→ **Task objective**: Reproduce the entries word for word, and omit any picture you find in them.

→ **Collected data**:
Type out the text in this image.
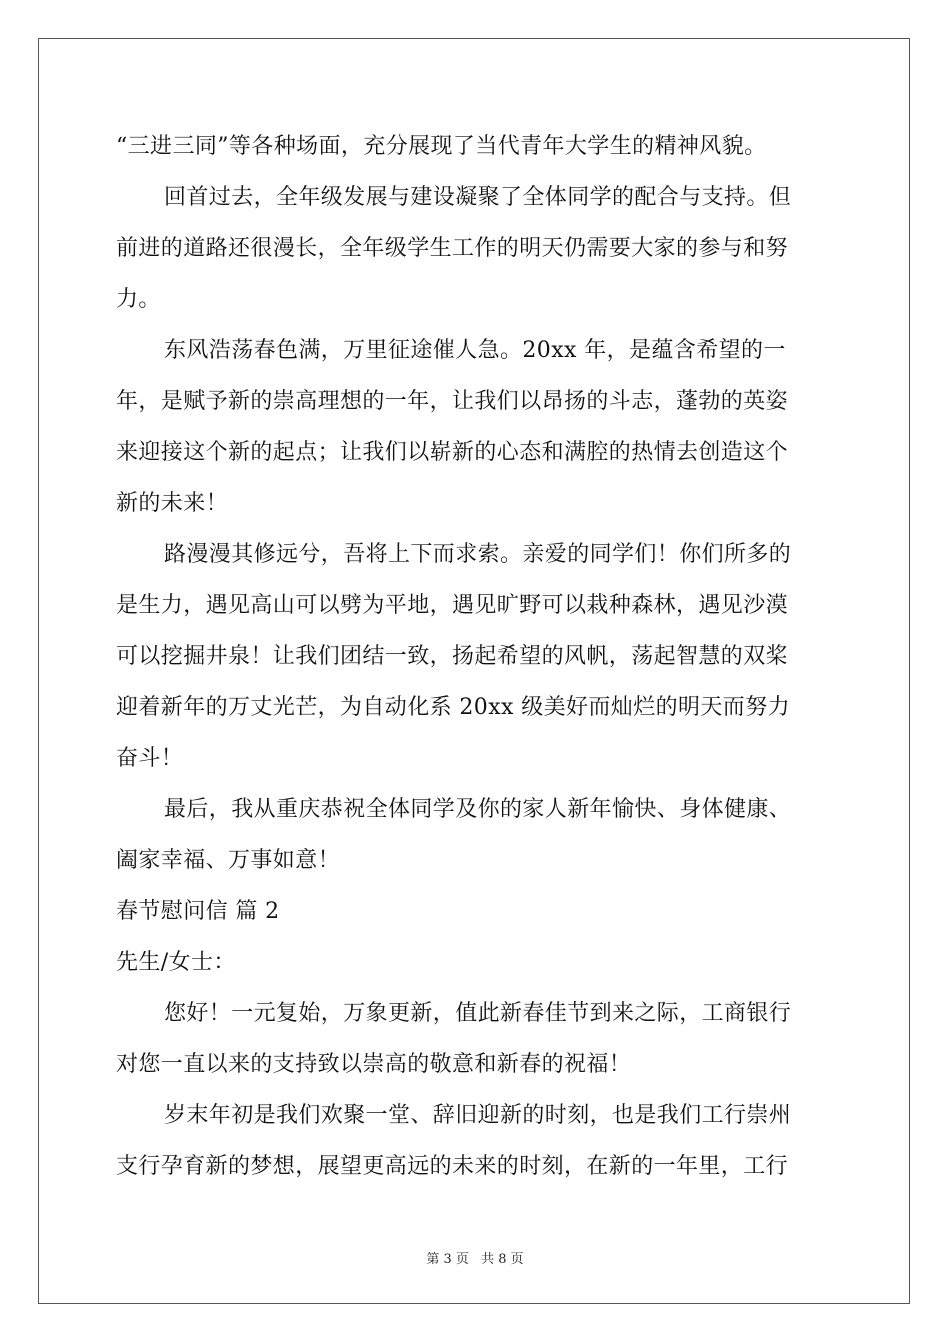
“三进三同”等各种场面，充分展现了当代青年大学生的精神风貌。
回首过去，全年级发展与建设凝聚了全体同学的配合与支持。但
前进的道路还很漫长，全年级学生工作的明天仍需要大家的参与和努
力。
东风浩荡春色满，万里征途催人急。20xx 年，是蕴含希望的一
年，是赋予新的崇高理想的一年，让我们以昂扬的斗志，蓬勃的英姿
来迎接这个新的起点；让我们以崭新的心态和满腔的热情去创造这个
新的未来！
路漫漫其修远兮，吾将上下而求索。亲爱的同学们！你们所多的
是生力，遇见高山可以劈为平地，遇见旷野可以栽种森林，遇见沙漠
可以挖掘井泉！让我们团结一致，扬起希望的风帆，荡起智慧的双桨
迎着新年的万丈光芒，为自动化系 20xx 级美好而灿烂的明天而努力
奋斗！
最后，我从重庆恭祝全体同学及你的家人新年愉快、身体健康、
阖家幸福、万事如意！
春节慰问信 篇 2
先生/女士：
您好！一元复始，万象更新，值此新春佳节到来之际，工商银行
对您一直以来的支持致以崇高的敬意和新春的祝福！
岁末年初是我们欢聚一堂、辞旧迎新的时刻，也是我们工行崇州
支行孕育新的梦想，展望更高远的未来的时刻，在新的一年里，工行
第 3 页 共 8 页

→ **Exercise answer**:
Type out the text in this image.
“三进三同”等各种场面，充分展现了当代青年大学生的精神风貌。
回首过去，全年级发展与建设凝聚了全体同学的配合与支持。但
前进的道路还很漫长，全年级学生工作的明天仍需要大家的参与和努
力。
东风浩荡春色满，万里征途催人急。20xx 年，是蕴含希望的一
年，是赋予新的崇高理想的一年，让我们以昂扬的斗志，蓬勃的英姿
来迎接这个新的起点；让我们以崭新的心态和满腔的热情去创造这个
新的未来！
路漫漫其修远兮，吾将上下而求索。亲爱的同学们！你们所多的
是生力，遇见高山可以劈为平地，遇见旷野可以栽种森林，遇见沙漠
可以挖掘井泉！让我们团结一致，扬起希望的风帆，荡起智慧的双桨
迎着新年的万丈光芒，为自动化系 20xx 级美好而灿烂的明天而努力
奋斗！
最后，我从重庆恭祝全体同学及你的家人新年愉快、身体健康、
阖家幸福、万事如意！
春节慰问信 篇 2
先生/女士：
您好！一元复始，万象更新，值此新春佳节到来之际，工商银行
对您一直以来的支持致以崇高的敬意和新春的祝福！
岁末年初是我们欢聚一堂、辞旧迎新的时刻，也是我们工行崇州
支行孕育新的梦想，展望更高远的未来的时刻，在新的一年里，工行
第 3 页 共 8 页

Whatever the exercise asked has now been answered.